Extracted records
(begin)

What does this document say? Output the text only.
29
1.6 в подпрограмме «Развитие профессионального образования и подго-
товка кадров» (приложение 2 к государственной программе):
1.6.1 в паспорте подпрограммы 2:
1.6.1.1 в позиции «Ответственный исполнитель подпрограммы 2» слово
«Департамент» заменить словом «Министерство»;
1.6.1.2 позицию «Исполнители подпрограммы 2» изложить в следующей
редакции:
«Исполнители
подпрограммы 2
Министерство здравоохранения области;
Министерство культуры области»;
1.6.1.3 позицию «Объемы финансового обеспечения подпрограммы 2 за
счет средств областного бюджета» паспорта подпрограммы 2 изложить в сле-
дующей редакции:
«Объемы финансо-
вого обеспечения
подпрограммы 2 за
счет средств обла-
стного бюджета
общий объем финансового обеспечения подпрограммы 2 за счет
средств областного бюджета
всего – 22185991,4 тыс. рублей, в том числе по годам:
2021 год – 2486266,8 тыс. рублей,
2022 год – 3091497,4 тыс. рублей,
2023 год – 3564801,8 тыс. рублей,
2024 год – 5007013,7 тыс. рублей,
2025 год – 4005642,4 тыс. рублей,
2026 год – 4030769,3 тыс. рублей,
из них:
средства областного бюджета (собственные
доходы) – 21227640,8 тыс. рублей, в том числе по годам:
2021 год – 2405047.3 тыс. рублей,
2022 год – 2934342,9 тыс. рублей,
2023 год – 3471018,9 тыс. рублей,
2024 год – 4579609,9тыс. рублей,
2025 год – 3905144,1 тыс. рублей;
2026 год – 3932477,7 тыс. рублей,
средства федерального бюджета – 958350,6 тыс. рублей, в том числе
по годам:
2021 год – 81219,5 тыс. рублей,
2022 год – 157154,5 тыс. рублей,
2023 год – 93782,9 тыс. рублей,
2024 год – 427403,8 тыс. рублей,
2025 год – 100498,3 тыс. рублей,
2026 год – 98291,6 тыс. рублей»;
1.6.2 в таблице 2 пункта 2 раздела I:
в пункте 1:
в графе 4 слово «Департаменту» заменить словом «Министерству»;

(end)

Task directions
Return the entries in full, keeping every line exactly as it is.

Written reply
What does this document say? Output the text only.
29
1.6 в подпрограмме «Развитие профессионального образования и подго-
товка кадров» (приложение 2 к государственной программе):
1.6.1 в паспорте подпрограммы 2:
1.6.1.1 в позиции «Ответственный исполнитель подпрограммы 2» слово
«Департамент» заменить словом «Министерство»;
1.6.1.2 позицию «Исполнители подпрограммы 2» изложить в следующей
редакции:
«Исполнители
подпрограммы 2
Министерство здравоохранения области;
Министерство культуры области»;
1.6.1.3 позицию «Объемы финансового обеспечения подпрограммы 2 за
счет средств областного бюджета» паспорта подпрограммы 2 изложить в сле-
дующей редакции:
«Объемы финансо-
вого обеспечения
подпрограммы 2 за
счет средств обла-
стного бюджета
общий объем финансового обеспечения подпрограммы 2 за счет
средств областного бюджета
всего – 22185991,4 тыс. рублей, в том числе по годам:
2021 год – 2486266,8 тыс. рублей,
2022 год – 3091497,4 тыс. рублей,
2023 год – 3564801,8 тыс. рублей,
2024 год – 5007013,7 тыс. рублей,
2025 год – 4005642,4 тыс. рублей,
2026 год – 4030769,3 тыс. рублей,
из них:
средства областного бюджета (собственные
доходы) – 21227640,8 тыс. рублей, в том числе по годам:
2021 год – 2405047.3 тыс. рублей,
2022 год – 2934342,9 тыс. рублей,
2023 год – 3471018,9 тыс. рублей,
2024 год – 4579609,9тыс. рублей,
2025 год – 3905144,1 тыс. рублей;
2026 год – 3932477,7 тыс. рублей,
средства федерального бюджета – 958350,6 тыс. рублей, в том числе
по годам:
2021 год – 81219,5 тыс. рублей,
2022 год – 157154,5 тыс. рублей,
2023 год – 93782,9 тыс. рублей,
2024 год – 427403,8 тыс. рублей,
2025 год – 100498,3 тыс. рублей,
2026 год – 98291,6 тыс. рублей»;
1.6.2 в таблице 2 пункта 2 раздела I:
в пункте 1:
в графе 4 слово «Департаменту» заменить словом «Министерству»;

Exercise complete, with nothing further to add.